_What to produce_
Without the pictures, set down the records below word for word.

_Given data_
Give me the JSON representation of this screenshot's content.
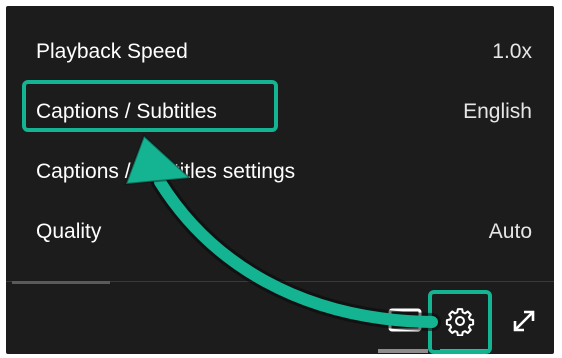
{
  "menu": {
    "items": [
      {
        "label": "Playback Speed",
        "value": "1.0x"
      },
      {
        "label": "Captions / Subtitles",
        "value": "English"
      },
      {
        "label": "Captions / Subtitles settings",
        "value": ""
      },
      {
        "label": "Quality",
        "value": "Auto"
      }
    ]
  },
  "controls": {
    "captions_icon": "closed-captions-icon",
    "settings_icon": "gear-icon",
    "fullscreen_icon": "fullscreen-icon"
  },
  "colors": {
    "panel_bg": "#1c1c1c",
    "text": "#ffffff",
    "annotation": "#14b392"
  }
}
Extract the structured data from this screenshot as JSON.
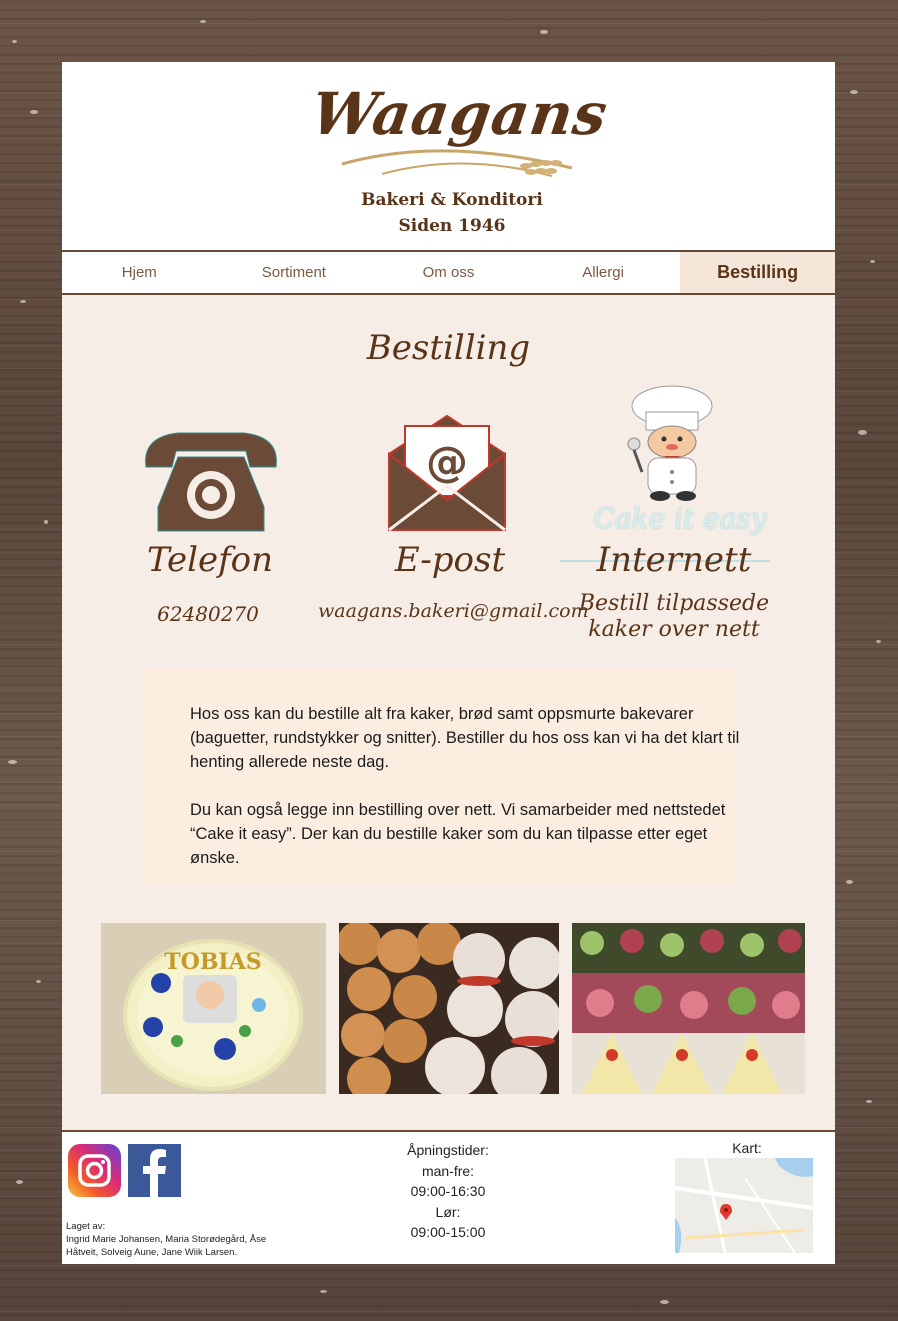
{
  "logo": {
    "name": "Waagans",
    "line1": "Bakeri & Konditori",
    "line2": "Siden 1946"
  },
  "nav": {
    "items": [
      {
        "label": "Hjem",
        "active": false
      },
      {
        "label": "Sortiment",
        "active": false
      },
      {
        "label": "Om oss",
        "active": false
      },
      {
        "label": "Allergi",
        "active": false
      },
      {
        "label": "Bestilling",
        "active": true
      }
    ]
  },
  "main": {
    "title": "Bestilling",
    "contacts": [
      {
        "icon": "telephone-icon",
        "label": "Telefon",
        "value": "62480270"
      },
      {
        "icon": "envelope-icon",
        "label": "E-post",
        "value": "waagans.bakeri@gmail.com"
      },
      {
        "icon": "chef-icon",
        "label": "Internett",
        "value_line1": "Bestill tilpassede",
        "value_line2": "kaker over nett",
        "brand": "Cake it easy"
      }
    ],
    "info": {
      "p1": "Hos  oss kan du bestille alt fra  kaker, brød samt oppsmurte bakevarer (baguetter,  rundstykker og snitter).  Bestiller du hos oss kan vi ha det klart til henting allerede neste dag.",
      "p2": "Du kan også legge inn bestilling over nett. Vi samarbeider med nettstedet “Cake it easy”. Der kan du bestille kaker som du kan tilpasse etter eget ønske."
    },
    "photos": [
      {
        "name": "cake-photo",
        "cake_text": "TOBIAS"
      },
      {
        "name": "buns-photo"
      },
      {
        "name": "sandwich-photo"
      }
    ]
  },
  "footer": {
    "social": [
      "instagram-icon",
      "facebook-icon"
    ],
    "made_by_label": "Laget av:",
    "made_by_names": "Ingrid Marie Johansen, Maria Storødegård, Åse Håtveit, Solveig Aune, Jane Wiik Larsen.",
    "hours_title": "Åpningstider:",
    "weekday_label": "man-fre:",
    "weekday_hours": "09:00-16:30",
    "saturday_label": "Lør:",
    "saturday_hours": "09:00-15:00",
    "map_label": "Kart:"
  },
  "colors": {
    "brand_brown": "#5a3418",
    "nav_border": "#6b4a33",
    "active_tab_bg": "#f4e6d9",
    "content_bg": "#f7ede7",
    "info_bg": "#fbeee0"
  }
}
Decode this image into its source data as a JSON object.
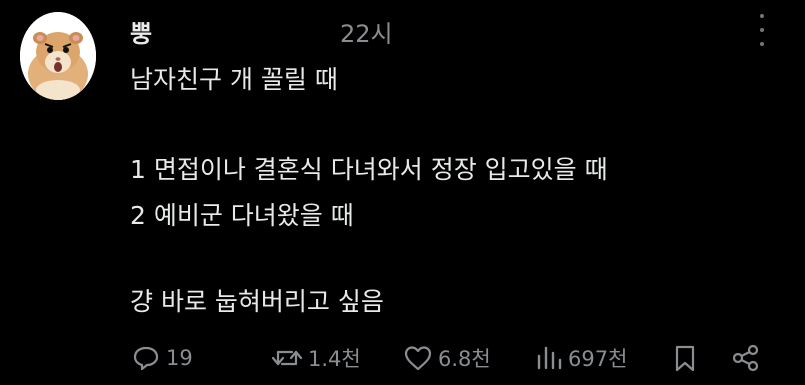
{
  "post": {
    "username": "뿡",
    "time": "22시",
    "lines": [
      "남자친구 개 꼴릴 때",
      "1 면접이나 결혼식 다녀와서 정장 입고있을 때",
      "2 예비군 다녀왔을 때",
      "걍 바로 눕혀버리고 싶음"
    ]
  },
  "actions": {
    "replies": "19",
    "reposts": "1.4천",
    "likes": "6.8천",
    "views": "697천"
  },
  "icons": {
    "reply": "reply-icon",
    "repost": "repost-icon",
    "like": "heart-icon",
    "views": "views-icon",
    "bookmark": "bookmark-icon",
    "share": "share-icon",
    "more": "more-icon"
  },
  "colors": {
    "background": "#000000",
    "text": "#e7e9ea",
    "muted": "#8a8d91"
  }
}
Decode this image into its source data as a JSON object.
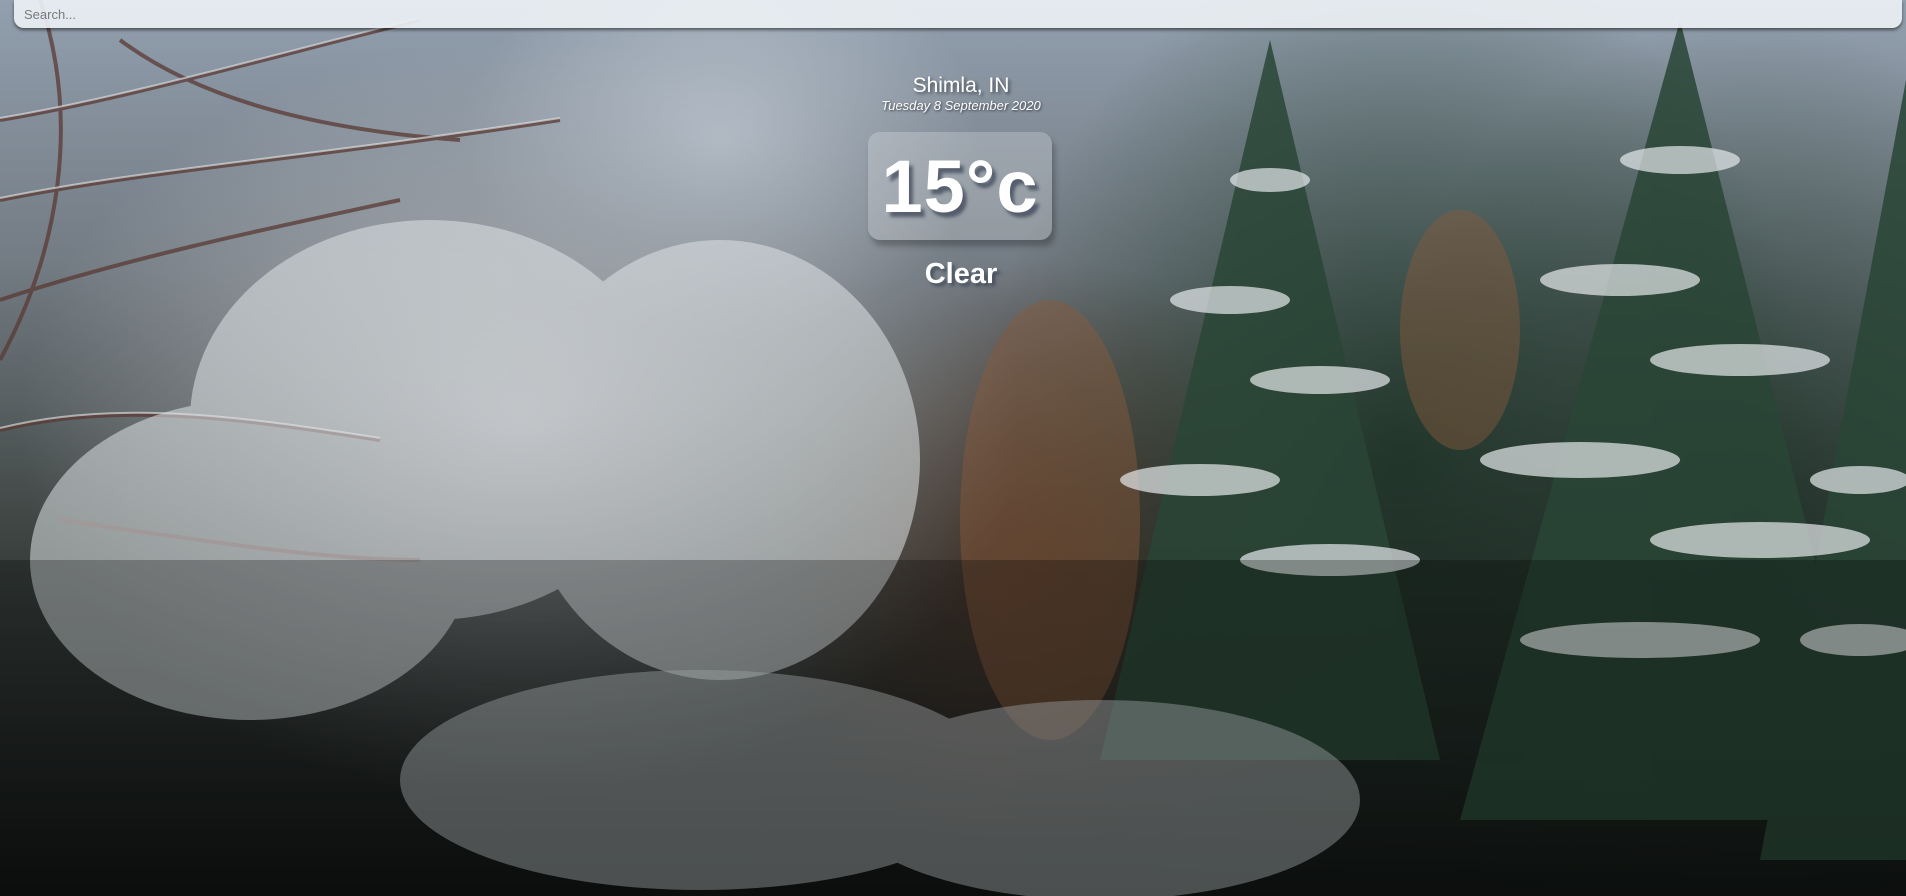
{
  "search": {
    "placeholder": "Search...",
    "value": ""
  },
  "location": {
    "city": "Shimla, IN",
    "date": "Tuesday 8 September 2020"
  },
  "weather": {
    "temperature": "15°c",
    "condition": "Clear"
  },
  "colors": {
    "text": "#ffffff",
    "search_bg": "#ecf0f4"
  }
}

_Solution to this problem_
Give me the JSON representation of this screenshot's content.
{
  "menu": {
    "items": [
      {
        "label": "Playback Speed",
        "value": "1.0x"
      },
      {
        "label": "Captions / Subtitles",
        "value": "English"
      },
      {
        "label": "Captions / Subtitles settings",
        "value": ""
      },
      {
        "label": "Quality",
        "value": "Auto"
      }
    ]
  },
  "controls": {
    "captions_icon": "closed-captions-icon",
    "settings_icon": "gear-icon",
    "fullscreen_icon": "fullscreen-icon"
  },
  "colors": {
    "panel_bg": "#1c1c1c",
    "text": "#ffffff",
    "annotation": "#14b392"
  }
}
Extract the structured data from this screenshot as JSON.
{
  "logo": {
    "name": "Waagans",
    "line1": "Bakeri & Konditori",
    "line2": "Siden 1946"
  },
  "nav": {
    "items": [
      {
        "label": "Hjem",
        "active": false
      },
      {
        "label": "Sortiment",
        "active": false
      },
      {
        "label": "Om oss",
        "active": false
      },
      {
        "label": "Allergi",
        "active": false
      },
      {
        "label": "Bestilling",
        "active": true
      }
    ]
  },
  "main": {
    "title": "Bestilling",
    "contacts": [
      {
        "icon": "telephone-icon",
        "label": "Telefon",
        "value": "62480270"
      },
      {
        "icon": "envelope-icon",
        "label": "E-post",
        "value": "waagans.bakeri@gmail.com"
      },
      {
        "icon": "chef-icon",
        "label": "Internett",
        "value_line1": "Bestill tilpassede",
        "value_line2": "kaker over nett",
        "brand": "Cake it easy"
      }
    ],
    "info": {
      "p1": "Hos  oss kan du bestille alt fra  kaker, brød samt oppsmurte bakevarer (baguetter,  rundstykker og snitter).  Bestiller du hos oss kan vi ha det klart til henting allerede neste dag.",
      "p2": "Du kan også legge inn bestilling over nett. Vi samarbeider med nettstedet “Cake it easy”. Der kan du bestille kaker som du kan tilpasse etter eget ønske."
    },
    "photos": [
      {
        "name": "cake-photo",
        "cake_text": "TOBIAS"
      },
      {
        "name": "buns-photo"
      },
      {
        "name": "sandwich-photo"
      }
    ]
  },
  "footer": {
    "social": [
      "instagram-icon",
      "facebook-icon"
    ],
    "made_by_label": "Laget av:",
    "made_by_names": "Ingrid Marie Johansen, Maria Storødegård, Åse Håtveit, Solveig Aune, Jane Wiik Larsen.",
    "hours_title": "Åpningstider:",
    "weekday_label": "man-fre:",
    "weekday_hours": "09:00-16:30",
    "saturday_label": "Lør:",
    "saturday_hours": "09:00-15:00",
    "map_label": "Kart:"
  },
  "colors": {
    "brand_brown": "#5a3418",
    "nav_border": "#6b4a33",
    "active_tab_bg": "#f4e6d9",
    "content_bg": "#f7ede7",
    "info_bg": "#fbeee0"
  }
}
Decode this image into its source data as a JSON object.
{
  "post": {
    "username": "뿡",
    "time": "22시",
    "lines": [
      "남자친구 개 꼴릴 때",
      "1 면접이나 결혼식 다녀와서 정장 입고있을 때",
      "2 예비군 다녀왔을 때",
      "걍 바로 눕혀버리고 싶음"
    ]
  },
  "actions": {
    "replies": "19",
    "reposts": "1.4천",
    "likes": "6.8천",
    "views": "697천"
  },
  "icons": {
    "reply": "reply-icon",
    "repost": "repost-icon",
    "like": "heart-icon",
    "views": "views-icon",
    "bookmark": "bookmark-icon",
    "share": "share-icon",
    "more": "more-icon"
  },
  "colors": {
    "background": "#000000",
    "text": "#e7e9ea",
    "muted": "#8a8d91"
  }
}
Decode this image into its source data as a JSON object.
{
  "search": {
    "placeholder": "Search...",
    "value": ""
  },
  "location": {
    "city": "Shimla, IN",
    "date": "Tuesday 8 September 2020"
  },
  "weather": {
    "temperature": "15°c",
    "condition": "Clear"
  },
  "colors": {
    "text": "#ffffff",
    "search_bg": "#ecf0f4"
  }
}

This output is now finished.